§ **Exercise objective**:
Scan each line of the records for the word "datos" and extract the ones that have it.

§ **Records supplied**:
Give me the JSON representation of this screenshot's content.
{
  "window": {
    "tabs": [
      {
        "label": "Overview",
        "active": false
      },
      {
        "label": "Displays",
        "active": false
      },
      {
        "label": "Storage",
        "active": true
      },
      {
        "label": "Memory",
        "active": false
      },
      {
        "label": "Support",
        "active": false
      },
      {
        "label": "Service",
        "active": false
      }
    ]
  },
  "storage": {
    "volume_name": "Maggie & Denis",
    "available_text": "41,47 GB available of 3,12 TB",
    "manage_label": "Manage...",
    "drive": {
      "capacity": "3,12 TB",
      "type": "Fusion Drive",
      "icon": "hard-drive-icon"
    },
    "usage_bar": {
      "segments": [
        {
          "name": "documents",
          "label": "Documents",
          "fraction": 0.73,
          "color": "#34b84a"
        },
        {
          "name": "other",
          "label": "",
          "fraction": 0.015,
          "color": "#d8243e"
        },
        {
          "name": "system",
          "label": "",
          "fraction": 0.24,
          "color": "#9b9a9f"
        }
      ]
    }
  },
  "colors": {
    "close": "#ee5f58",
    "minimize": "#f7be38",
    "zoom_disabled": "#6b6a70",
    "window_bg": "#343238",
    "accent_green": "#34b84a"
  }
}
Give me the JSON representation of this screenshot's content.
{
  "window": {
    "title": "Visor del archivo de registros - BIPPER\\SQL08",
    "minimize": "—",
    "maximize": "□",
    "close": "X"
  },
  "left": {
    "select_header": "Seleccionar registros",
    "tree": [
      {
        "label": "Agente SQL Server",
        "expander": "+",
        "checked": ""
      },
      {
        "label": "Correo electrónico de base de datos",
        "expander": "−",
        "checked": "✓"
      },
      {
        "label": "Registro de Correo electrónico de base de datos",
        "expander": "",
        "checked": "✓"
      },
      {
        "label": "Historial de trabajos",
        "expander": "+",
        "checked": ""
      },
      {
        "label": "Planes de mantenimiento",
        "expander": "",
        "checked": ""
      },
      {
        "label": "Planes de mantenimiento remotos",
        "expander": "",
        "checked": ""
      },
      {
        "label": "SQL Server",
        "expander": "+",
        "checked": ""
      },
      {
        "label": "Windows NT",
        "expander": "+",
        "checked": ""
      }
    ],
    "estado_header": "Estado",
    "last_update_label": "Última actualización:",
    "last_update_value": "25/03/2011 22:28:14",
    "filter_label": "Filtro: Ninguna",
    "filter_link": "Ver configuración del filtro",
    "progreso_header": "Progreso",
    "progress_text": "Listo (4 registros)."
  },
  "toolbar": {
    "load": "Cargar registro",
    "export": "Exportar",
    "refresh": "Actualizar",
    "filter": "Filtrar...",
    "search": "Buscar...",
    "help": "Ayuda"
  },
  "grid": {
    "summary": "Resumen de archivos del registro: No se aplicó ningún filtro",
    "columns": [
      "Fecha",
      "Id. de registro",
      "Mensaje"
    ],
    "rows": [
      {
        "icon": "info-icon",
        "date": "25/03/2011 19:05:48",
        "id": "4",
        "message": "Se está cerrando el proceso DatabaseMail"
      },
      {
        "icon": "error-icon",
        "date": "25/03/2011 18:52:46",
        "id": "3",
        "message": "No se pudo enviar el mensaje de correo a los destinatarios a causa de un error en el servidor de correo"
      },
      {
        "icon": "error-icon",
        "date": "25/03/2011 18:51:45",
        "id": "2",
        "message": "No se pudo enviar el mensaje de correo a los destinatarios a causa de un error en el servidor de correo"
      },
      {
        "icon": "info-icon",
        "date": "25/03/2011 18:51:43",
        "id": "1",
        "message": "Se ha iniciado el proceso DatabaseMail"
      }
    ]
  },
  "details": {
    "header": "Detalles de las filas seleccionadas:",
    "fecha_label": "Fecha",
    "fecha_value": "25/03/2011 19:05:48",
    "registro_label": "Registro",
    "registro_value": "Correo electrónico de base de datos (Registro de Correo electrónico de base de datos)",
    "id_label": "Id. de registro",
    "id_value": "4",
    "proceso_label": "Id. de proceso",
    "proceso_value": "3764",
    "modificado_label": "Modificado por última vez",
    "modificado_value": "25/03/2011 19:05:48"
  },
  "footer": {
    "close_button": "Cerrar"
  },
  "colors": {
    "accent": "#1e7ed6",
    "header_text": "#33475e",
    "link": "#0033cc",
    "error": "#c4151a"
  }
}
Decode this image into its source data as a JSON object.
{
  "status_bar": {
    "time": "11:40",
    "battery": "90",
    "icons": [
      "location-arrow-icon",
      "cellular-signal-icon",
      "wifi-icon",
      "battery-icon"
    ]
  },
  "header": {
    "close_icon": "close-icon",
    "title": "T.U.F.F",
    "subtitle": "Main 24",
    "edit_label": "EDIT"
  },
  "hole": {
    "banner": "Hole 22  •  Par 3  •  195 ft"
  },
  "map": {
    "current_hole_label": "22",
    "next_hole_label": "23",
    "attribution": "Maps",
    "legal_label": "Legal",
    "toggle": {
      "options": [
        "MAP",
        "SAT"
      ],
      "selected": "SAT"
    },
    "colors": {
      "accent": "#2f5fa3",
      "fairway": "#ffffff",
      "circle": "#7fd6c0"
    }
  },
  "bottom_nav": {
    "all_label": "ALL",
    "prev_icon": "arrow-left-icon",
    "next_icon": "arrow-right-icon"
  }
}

§ **Task response**:
        "label": "Correo electrónico de base de datos",
        "label": "Registro de Correo electrónico de base de datos",
    "registro_value": "Correo electrónico de base de datos (Registro de Correo electrónico de base de datos)",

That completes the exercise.